> What the exercise asks:
Return only the number of lines holding the word "LayerNorm".

> Supplied data:
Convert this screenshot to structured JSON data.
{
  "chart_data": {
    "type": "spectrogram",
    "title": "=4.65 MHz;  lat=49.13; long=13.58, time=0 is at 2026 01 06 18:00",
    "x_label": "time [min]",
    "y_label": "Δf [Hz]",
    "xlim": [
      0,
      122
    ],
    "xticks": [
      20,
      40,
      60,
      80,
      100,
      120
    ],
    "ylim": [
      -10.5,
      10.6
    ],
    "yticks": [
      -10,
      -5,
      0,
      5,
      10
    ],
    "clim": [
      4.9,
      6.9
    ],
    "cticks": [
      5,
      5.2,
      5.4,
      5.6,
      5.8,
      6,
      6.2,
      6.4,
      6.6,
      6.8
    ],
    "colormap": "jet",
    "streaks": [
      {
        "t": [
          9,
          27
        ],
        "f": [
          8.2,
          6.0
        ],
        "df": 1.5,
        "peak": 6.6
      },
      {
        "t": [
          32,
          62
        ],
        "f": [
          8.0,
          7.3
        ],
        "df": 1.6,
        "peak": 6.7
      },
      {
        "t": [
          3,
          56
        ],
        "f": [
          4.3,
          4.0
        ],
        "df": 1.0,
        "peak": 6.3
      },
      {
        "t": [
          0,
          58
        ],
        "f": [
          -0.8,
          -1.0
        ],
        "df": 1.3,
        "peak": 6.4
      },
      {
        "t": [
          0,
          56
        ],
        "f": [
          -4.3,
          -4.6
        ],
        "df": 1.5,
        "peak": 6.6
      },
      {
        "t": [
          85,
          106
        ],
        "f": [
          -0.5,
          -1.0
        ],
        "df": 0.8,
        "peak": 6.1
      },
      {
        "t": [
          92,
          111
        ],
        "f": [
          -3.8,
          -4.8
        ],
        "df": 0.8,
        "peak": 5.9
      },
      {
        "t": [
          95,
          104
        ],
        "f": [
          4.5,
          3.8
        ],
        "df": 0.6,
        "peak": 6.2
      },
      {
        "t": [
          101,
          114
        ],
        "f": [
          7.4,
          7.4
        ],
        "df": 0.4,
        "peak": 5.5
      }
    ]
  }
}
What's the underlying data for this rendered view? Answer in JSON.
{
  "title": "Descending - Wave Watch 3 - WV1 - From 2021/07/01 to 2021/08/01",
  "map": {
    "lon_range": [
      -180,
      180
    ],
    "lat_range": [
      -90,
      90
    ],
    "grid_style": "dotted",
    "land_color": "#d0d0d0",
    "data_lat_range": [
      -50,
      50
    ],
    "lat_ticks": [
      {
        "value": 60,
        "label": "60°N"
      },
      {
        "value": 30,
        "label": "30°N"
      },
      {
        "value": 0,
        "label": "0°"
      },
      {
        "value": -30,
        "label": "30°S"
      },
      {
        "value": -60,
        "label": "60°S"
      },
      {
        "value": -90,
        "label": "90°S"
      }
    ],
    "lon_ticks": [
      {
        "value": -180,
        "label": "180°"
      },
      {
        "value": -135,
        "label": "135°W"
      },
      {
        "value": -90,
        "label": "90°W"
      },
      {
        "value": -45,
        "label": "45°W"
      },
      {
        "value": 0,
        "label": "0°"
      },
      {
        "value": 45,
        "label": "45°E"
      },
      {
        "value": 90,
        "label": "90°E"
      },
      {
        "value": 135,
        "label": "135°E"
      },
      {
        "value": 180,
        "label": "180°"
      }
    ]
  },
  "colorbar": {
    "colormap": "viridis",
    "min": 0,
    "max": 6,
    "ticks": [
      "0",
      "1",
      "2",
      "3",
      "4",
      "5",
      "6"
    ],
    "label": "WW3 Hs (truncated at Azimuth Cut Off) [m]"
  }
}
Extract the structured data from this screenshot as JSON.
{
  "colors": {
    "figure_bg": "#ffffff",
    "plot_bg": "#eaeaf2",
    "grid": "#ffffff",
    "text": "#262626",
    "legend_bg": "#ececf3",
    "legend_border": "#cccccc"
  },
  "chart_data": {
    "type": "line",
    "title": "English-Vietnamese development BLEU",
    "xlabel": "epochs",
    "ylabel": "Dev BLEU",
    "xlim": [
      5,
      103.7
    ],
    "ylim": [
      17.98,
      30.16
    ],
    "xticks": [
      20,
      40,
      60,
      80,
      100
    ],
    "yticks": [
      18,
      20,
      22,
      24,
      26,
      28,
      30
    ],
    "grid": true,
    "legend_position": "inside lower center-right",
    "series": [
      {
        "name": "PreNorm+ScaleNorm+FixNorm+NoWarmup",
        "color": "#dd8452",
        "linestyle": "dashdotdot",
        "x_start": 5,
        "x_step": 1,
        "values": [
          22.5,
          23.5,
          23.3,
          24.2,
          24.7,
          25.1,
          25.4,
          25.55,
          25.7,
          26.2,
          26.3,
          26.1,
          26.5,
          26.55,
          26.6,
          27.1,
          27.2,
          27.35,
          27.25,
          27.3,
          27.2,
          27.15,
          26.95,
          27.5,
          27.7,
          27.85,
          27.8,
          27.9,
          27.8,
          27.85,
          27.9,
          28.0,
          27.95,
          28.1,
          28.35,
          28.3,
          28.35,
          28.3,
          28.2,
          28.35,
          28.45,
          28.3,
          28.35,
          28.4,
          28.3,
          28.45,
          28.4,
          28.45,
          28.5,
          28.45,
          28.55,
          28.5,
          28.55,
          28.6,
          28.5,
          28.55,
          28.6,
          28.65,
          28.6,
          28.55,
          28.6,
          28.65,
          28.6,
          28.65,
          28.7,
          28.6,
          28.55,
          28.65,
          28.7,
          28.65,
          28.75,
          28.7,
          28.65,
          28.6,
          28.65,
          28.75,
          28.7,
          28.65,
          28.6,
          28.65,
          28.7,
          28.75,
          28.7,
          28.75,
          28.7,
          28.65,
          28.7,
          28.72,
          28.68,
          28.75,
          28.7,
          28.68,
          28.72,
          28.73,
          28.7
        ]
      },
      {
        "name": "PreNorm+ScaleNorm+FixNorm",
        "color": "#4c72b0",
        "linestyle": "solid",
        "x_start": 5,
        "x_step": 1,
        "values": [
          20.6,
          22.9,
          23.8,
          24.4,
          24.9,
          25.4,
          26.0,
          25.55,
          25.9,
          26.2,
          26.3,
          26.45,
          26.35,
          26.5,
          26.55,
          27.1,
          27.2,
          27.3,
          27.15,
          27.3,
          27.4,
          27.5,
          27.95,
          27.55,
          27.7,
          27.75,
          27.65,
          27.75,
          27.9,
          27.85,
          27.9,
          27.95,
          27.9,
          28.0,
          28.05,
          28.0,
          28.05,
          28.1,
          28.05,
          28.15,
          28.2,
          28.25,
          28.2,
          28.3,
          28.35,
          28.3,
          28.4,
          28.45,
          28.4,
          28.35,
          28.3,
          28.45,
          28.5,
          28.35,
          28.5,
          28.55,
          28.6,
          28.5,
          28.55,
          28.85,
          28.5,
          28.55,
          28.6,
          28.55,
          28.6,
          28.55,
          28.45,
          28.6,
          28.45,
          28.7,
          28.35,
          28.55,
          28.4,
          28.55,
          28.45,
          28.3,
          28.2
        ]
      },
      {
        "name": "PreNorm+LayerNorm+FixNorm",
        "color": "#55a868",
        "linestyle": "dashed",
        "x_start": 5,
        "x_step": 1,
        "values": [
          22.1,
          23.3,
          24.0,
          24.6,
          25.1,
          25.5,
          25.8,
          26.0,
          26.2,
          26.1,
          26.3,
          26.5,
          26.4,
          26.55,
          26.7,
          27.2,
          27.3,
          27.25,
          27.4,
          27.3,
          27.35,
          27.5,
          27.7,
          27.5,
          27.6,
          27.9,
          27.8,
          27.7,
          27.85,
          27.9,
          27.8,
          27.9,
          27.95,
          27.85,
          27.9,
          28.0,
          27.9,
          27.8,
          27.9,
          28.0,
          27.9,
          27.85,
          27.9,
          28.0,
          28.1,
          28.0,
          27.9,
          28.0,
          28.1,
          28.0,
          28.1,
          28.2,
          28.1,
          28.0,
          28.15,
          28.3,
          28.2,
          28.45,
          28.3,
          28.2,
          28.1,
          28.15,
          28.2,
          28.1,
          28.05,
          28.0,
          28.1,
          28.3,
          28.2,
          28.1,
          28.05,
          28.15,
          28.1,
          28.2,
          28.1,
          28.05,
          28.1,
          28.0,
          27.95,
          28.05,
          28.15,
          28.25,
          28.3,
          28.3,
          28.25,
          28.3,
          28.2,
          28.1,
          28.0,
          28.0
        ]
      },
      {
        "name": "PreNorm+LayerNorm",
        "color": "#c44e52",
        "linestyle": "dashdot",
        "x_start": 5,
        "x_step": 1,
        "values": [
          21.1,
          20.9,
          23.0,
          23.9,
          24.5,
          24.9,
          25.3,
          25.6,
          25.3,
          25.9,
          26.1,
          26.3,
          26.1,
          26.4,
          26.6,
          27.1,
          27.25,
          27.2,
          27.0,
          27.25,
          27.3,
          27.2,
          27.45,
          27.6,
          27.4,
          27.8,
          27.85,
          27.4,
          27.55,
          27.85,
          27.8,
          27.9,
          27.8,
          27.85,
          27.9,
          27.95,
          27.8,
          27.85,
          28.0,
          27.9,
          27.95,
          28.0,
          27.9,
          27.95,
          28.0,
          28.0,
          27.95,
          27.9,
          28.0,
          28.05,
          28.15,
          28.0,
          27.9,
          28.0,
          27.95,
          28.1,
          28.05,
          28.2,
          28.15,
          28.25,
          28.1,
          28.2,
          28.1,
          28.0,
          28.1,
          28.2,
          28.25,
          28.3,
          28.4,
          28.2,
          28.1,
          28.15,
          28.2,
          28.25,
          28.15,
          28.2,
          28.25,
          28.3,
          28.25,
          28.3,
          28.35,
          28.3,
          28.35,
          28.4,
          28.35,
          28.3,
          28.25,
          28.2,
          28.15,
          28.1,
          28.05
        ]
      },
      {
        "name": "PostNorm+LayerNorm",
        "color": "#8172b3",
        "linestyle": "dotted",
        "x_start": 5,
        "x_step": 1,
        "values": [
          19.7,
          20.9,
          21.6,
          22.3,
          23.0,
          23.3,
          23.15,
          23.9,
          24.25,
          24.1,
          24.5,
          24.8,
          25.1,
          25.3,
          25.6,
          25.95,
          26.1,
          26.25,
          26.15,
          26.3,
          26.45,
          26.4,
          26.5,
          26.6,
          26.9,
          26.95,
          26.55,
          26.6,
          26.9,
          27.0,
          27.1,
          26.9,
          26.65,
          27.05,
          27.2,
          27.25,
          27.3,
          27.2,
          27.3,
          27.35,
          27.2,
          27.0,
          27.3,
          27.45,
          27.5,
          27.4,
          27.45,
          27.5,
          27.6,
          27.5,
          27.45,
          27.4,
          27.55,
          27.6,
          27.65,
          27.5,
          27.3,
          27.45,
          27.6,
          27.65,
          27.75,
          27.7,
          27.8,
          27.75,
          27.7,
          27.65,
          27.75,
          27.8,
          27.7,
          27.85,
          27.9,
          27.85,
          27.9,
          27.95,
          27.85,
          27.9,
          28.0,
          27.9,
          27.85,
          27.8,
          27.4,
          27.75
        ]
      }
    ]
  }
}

> Exercise answer:
3